__READING TEXT__:
⁂
Nama was a €30bn property risk that rested on the state's books. I know that technically it didn't sit on the state's balance sheet, but in reality everybody knows the state would have to step in to cover any losses the agency might endure.

Today it is a €10bn risk, as around €20bn of its debts have been repaid. Some people want Nama to stick around long enough to make the most money for the taxpayer from its assets, while at the same time believing it is choking the property market and an albatross around the necks of the nation.

Nama has done 9,765 individual transactions, involving over 40,000 property units in the last five years. Of course it won't get everything right. But selling things quickly has done a number of things at different junctures in its relatively short history.

Initially it helped get the property market moving in Ireland. Then by selling UK assets it helped Nama pay down debt more quickly and de-risk the state's exposure to so much property in so many jurisdictions.

Of course some people are going to do well out of it. Of course some international investment funds, like Kennedy Wilson, Starwood, Lone Star or developers like the Comer brothers, will make money.
⁂
__DESCRIPTION OF THE TASK__:
Extend the text about Nama's property sales past its final sentence. The data that follows can be left aside.

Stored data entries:
⁂
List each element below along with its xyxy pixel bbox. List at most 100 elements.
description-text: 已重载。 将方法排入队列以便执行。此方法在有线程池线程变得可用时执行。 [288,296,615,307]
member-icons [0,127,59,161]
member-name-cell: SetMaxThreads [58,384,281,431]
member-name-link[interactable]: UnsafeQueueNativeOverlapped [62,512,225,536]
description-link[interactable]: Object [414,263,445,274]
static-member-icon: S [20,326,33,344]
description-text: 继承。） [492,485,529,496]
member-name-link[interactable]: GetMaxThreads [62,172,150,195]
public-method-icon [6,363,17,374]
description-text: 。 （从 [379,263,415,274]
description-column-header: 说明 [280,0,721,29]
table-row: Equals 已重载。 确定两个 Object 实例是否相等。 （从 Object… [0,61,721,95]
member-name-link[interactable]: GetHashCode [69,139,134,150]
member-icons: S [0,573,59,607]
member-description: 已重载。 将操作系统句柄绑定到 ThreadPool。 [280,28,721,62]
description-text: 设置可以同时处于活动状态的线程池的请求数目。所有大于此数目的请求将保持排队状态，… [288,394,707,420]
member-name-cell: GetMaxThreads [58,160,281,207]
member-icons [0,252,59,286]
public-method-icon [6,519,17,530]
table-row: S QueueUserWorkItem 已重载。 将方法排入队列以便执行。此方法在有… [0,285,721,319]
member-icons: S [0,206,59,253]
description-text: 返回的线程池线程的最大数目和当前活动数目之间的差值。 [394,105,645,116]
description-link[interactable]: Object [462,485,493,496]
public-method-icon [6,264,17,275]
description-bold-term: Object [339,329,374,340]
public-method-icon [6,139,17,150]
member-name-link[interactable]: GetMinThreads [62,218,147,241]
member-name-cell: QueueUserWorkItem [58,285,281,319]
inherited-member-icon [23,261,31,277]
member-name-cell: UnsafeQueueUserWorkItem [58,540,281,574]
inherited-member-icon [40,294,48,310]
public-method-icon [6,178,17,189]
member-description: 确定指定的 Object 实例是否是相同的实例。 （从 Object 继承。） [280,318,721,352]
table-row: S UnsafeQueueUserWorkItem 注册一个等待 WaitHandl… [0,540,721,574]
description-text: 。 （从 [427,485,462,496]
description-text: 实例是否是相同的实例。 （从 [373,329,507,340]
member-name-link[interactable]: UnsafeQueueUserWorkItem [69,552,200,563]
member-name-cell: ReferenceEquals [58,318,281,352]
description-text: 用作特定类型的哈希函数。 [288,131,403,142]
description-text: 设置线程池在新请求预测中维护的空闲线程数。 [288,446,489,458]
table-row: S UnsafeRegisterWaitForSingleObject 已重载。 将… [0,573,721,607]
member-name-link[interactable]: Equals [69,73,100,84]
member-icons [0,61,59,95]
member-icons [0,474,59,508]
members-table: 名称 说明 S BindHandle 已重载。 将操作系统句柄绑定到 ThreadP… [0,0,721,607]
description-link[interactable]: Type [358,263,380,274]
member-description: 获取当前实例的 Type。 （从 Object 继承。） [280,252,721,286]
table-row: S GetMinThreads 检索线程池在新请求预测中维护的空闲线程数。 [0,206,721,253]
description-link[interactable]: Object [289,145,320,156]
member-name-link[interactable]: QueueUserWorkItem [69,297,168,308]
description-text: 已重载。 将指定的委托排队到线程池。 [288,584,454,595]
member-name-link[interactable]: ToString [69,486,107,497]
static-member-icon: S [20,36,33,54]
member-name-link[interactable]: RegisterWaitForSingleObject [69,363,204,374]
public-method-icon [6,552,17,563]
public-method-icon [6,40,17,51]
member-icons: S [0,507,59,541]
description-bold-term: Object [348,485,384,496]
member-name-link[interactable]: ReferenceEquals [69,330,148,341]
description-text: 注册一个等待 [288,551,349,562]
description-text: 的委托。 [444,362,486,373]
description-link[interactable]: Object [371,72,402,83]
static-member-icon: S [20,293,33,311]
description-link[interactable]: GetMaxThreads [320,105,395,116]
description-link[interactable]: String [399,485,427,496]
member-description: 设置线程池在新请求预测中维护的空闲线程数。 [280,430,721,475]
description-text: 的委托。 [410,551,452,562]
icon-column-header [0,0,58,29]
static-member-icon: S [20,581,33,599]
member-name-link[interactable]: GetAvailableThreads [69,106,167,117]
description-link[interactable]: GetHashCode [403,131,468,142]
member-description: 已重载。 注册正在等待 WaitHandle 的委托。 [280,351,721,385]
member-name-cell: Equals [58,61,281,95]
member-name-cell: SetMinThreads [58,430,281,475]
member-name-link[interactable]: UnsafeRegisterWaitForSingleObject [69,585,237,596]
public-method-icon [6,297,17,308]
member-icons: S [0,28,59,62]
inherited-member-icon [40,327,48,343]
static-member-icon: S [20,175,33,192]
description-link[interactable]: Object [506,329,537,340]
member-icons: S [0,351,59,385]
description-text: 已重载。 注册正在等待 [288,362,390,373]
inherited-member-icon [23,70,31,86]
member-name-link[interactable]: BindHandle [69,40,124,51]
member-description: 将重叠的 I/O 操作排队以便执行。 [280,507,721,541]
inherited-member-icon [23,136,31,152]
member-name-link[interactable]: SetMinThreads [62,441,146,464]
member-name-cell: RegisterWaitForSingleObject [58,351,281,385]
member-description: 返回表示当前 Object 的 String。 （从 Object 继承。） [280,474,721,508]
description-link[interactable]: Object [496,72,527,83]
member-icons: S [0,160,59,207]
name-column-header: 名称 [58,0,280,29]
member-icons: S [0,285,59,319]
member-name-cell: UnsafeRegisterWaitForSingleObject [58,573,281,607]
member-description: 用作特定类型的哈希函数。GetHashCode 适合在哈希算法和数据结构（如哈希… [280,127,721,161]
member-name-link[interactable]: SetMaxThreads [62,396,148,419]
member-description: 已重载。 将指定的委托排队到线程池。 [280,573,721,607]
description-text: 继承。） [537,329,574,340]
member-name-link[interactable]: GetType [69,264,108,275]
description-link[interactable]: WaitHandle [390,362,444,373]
⁂
__WRITTEN RESPONSE__:
But they are risking money to make money. That is the nature of the business. All that Nama can do is take the best professional advice, try to time its sales appropriately and ensure there isn't any fraud going inside the organisation.

The agency gets independent expert valuations done on everything it sells. Most of its sales are done through open market. Yes there have been examples where people have bought asses from Nama and then sold them on at a profit, including the One Warrington Place building in Dublin which was flipped at a profit in less than two years.

But others have done similar deals buying assets from distressed sellers or banks that have nothing to do with Nama. The Livingston brothers bought the Four Seasons Hotel in Dublin in 2011 for just €15m. The 200-room hotel had debts of €50m which were written off by Anglo Irish Bank. It is worth a multiple of that now.

Wilbur Ross made a killing on Bank of Ireland shares effectively tripling his money by buying the stock at 9c and selling around 27c. Other investors, like Dalata Hotel Group, have bought hotel assets at excellent prices from different sellers, because Dalata is willing to take a risk and hope to create value from them.

This is what happens after a crash. It didn't begin and it won't end with Nama.

Bear in mind Nama cannot sell an asset to any of its borrowers at a discout, by law. Third parties are free to do this.

That is not to say there aren't issues with Nama. A lack of transparency from the beginning has shrouded the agency in too much secrecy.

The public should have been given a list of assets acquired, at what price and then sold at what price.

This would not have played well with buyers but many have done so well out of the process they probably would have gone ahead anyway.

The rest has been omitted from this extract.